Excerpts from a figure dataset:

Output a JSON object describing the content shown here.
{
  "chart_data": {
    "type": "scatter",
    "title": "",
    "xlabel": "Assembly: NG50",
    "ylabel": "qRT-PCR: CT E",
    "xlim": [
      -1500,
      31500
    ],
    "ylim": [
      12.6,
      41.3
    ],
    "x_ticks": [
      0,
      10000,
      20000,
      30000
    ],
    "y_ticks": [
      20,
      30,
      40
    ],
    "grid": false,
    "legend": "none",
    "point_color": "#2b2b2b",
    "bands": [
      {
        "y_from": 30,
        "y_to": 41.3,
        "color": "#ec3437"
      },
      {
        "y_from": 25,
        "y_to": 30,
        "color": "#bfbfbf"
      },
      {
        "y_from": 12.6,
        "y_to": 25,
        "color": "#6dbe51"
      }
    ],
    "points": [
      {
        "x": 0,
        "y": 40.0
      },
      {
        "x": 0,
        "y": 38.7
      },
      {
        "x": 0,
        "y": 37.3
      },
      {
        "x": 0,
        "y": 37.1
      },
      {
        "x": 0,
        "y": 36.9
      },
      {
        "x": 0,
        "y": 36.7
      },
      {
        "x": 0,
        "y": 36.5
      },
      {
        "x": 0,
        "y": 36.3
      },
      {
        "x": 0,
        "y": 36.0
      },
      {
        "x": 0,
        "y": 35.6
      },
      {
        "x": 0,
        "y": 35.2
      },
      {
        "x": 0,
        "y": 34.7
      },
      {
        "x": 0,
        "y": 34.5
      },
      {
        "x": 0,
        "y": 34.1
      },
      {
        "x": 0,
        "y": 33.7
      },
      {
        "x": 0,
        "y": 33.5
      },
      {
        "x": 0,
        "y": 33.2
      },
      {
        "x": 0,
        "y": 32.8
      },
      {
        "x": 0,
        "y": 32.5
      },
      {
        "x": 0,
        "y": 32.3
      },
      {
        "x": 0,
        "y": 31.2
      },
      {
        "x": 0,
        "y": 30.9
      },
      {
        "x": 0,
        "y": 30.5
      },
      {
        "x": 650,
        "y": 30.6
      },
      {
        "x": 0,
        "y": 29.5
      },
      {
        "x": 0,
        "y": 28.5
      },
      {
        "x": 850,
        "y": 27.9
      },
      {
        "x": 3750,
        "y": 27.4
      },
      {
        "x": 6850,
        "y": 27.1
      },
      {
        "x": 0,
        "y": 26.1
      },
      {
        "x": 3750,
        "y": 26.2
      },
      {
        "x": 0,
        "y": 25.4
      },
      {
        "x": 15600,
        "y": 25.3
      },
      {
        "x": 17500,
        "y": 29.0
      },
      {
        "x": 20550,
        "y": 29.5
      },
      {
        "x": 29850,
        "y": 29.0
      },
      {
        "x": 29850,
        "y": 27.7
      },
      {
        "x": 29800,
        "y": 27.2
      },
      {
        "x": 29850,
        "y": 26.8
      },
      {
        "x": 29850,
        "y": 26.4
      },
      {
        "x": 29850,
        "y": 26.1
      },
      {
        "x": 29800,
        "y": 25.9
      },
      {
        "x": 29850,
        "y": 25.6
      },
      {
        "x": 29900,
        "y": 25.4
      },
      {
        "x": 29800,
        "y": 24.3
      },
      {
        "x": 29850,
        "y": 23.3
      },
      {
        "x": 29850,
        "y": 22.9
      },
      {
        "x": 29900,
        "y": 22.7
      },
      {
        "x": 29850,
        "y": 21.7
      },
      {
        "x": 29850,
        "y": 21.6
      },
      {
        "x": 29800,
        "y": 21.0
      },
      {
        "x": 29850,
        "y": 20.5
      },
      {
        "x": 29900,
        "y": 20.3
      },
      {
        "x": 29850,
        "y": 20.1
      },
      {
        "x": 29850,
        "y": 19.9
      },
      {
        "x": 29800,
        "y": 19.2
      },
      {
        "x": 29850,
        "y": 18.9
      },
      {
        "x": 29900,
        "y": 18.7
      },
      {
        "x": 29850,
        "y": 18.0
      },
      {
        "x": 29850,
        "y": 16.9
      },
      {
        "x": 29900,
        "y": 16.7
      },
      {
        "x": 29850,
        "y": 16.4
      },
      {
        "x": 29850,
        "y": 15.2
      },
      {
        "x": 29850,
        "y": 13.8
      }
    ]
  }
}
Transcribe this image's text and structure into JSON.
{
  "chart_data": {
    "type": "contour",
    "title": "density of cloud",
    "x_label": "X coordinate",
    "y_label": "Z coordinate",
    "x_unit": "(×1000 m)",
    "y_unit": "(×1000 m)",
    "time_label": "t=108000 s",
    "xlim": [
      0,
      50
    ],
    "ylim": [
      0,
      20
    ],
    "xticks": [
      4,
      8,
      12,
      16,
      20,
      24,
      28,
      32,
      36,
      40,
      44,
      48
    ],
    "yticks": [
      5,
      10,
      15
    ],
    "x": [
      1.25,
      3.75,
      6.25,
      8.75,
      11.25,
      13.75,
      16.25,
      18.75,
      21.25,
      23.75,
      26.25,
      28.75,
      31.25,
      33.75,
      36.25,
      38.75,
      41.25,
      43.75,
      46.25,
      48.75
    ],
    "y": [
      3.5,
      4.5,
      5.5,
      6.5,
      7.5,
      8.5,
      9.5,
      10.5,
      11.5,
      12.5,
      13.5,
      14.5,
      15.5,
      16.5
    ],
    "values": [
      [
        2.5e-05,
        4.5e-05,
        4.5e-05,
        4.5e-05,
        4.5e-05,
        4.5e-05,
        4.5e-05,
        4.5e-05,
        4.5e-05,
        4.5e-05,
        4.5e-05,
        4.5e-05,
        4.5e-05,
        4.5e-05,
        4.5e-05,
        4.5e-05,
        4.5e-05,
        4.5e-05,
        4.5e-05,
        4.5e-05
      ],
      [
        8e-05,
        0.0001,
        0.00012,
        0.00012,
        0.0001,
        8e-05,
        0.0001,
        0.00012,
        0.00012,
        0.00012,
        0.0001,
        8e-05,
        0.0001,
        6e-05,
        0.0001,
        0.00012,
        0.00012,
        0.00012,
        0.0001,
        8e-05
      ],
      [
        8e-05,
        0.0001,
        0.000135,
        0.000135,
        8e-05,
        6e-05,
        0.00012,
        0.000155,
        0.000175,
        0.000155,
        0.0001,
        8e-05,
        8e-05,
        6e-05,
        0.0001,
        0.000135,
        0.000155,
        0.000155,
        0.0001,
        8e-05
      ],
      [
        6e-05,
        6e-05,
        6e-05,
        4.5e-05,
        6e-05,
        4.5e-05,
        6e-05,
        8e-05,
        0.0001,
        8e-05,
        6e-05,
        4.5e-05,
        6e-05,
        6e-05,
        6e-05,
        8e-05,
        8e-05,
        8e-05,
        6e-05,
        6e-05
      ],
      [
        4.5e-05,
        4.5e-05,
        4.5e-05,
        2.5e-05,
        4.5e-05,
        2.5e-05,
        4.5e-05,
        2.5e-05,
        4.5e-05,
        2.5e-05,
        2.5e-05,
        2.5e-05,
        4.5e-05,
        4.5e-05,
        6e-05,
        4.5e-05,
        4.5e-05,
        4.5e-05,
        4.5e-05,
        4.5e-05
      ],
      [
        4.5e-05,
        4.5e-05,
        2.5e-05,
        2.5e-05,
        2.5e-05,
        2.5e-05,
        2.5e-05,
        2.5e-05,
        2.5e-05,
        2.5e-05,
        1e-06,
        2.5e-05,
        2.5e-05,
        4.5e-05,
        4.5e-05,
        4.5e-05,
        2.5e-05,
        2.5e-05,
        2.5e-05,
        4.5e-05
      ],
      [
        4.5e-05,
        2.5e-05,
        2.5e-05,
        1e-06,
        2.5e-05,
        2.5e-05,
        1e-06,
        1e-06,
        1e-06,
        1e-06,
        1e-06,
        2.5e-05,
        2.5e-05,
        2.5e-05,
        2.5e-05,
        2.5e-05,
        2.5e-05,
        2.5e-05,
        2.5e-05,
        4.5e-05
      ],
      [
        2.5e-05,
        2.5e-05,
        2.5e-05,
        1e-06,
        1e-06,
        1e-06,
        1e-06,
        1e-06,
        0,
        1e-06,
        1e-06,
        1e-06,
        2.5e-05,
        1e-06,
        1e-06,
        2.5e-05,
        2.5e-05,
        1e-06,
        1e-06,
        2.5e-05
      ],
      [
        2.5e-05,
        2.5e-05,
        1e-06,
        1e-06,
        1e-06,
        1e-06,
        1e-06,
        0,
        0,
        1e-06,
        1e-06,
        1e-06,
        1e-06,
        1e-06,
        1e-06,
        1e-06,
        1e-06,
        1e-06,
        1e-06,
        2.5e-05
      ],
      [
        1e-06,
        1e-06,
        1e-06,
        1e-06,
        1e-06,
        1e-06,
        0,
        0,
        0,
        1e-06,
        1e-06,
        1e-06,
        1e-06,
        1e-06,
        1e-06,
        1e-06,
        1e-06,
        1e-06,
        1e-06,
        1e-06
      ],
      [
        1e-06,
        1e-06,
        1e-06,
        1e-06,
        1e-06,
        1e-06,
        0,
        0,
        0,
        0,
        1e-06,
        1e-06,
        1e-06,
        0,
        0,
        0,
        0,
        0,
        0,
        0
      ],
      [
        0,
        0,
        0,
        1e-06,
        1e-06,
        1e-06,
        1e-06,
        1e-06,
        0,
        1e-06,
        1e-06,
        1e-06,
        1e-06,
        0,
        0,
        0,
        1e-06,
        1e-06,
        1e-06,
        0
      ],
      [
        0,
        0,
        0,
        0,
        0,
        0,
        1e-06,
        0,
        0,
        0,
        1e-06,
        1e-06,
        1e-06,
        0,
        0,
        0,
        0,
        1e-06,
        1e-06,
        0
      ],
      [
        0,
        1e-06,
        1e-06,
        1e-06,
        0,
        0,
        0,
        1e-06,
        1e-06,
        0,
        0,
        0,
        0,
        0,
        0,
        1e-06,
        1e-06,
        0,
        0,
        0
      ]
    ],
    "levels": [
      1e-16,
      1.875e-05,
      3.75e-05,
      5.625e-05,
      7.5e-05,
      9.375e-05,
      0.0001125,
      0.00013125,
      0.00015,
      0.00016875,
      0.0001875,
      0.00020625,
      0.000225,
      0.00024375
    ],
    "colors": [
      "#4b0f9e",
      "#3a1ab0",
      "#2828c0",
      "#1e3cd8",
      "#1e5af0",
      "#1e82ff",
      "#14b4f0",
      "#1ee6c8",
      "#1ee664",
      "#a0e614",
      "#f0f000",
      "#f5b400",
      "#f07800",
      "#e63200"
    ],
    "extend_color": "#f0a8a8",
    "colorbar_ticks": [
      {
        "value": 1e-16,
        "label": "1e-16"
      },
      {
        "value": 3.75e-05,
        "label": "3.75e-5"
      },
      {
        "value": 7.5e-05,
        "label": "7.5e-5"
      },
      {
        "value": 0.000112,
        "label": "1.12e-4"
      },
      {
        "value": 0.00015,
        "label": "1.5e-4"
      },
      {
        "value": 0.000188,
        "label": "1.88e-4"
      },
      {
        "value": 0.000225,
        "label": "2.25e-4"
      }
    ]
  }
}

[What is required]:
Filter for "JSON". Return all lines that hold it.

[Exercise response]:
Output a JSON object describing the content shown here.
Transcribe this image's text and structure into JSON.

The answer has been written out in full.